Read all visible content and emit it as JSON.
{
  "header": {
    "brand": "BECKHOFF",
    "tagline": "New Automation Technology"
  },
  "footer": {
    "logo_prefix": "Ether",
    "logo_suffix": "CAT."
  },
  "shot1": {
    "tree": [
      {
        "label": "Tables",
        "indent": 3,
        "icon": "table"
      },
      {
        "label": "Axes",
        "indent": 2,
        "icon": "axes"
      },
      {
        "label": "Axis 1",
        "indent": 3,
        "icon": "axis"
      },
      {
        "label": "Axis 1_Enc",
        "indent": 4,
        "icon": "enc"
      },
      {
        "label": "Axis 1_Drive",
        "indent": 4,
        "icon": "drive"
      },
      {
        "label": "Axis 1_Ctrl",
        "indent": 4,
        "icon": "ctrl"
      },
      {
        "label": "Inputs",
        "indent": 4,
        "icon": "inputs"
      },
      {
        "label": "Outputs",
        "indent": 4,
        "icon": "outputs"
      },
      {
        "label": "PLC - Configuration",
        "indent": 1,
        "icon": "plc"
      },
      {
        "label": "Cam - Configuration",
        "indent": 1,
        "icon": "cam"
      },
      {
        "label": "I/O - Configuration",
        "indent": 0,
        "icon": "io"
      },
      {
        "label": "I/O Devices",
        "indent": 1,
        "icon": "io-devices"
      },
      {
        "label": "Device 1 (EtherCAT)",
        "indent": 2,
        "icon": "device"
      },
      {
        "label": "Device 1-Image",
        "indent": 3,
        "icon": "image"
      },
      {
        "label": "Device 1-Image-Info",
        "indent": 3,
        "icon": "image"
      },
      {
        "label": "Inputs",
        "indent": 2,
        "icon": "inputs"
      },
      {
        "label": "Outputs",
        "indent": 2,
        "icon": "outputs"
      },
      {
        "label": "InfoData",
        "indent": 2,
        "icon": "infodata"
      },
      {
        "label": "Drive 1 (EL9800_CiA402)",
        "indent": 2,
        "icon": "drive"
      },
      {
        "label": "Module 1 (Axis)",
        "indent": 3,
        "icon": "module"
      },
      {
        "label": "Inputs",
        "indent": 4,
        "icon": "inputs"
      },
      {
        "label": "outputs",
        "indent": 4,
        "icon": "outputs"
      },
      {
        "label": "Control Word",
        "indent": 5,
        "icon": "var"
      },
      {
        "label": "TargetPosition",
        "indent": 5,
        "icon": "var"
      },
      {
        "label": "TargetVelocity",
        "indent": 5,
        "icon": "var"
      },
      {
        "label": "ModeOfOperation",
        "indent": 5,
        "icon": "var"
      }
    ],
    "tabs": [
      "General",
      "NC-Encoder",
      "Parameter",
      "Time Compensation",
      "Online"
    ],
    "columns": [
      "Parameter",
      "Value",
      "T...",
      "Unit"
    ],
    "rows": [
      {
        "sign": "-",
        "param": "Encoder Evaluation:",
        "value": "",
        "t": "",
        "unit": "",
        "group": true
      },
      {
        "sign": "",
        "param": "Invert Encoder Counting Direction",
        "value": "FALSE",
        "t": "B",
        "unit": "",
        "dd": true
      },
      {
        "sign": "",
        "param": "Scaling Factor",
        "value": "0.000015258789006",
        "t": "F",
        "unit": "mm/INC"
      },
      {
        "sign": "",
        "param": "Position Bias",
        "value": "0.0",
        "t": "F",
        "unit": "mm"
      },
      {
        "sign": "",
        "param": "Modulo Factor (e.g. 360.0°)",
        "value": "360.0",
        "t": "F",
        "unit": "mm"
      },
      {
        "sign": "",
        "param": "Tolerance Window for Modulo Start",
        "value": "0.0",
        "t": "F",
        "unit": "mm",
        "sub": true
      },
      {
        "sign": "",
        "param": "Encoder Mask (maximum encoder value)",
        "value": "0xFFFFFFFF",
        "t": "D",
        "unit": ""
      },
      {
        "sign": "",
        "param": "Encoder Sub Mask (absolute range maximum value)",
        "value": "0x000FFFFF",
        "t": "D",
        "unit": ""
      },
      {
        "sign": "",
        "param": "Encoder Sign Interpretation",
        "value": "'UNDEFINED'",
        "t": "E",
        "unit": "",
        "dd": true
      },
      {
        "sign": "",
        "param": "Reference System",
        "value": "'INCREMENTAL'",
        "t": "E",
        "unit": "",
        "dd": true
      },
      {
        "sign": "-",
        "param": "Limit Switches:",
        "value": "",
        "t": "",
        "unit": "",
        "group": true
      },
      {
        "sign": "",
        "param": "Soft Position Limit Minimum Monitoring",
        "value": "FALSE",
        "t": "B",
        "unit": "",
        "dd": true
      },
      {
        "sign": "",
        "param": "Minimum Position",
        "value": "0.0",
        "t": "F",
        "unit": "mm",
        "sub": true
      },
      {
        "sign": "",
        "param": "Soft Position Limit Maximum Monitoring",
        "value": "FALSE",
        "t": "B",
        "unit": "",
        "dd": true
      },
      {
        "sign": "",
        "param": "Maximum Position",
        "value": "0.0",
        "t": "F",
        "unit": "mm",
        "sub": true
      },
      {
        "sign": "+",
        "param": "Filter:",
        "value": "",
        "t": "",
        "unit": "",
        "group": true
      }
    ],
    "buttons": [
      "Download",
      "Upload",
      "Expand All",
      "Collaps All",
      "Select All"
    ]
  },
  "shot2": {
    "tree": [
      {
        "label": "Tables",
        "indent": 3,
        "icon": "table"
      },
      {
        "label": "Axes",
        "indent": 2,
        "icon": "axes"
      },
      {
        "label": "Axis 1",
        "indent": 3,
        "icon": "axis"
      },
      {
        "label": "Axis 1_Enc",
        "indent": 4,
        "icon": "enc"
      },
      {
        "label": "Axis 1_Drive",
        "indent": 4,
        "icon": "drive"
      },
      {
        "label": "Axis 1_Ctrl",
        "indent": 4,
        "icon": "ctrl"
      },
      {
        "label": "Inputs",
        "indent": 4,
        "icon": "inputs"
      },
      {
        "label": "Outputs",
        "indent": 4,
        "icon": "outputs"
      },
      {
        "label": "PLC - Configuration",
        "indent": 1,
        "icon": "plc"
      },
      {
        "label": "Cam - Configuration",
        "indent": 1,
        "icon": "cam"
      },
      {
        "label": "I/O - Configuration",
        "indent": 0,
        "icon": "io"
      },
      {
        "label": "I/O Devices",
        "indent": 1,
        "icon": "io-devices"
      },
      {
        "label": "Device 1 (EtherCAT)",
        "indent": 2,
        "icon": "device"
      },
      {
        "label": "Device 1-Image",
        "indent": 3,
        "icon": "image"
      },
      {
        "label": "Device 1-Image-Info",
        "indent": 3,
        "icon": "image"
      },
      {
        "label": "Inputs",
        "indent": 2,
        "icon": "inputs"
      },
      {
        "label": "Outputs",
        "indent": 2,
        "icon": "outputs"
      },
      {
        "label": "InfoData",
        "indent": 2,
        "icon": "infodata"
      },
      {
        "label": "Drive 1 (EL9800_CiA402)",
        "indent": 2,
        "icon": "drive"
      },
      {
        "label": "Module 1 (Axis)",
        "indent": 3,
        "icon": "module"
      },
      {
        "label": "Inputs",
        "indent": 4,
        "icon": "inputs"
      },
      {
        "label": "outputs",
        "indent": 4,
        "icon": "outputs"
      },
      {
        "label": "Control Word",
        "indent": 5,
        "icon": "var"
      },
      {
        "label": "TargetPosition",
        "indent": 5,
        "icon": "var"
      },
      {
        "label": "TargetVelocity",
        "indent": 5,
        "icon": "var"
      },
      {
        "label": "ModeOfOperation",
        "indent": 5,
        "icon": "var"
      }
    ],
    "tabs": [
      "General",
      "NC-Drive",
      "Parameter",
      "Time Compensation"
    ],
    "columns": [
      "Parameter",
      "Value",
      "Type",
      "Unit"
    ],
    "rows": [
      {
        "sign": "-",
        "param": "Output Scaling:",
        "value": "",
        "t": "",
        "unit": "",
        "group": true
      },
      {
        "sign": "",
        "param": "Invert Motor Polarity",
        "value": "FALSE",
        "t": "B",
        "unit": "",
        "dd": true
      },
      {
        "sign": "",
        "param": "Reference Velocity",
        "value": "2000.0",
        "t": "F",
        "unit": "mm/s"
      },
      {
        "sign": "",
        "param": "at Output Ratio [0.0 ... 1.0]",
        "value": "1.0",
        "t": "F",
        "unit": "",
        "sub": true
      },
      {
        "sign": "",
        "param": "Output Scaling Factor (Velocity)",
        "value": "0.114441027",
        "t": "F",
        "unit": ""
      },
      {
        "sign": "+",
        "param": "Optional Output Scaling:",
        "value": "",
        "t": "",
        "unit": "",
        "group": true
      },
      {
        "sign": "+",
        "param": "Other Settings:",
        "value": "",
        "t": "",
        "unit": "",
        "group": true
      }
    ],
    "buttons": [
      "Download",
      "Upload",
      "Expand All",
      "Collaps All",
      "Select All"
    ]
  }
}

┄┄┄┄┄┄┄┄┄┄┄┄┄┄┄┄┄┄┄┄

▸ **Work to complete**: Your answer should be a single number: how many lines in the data above include "Encoder"?

▸ **Response**: 6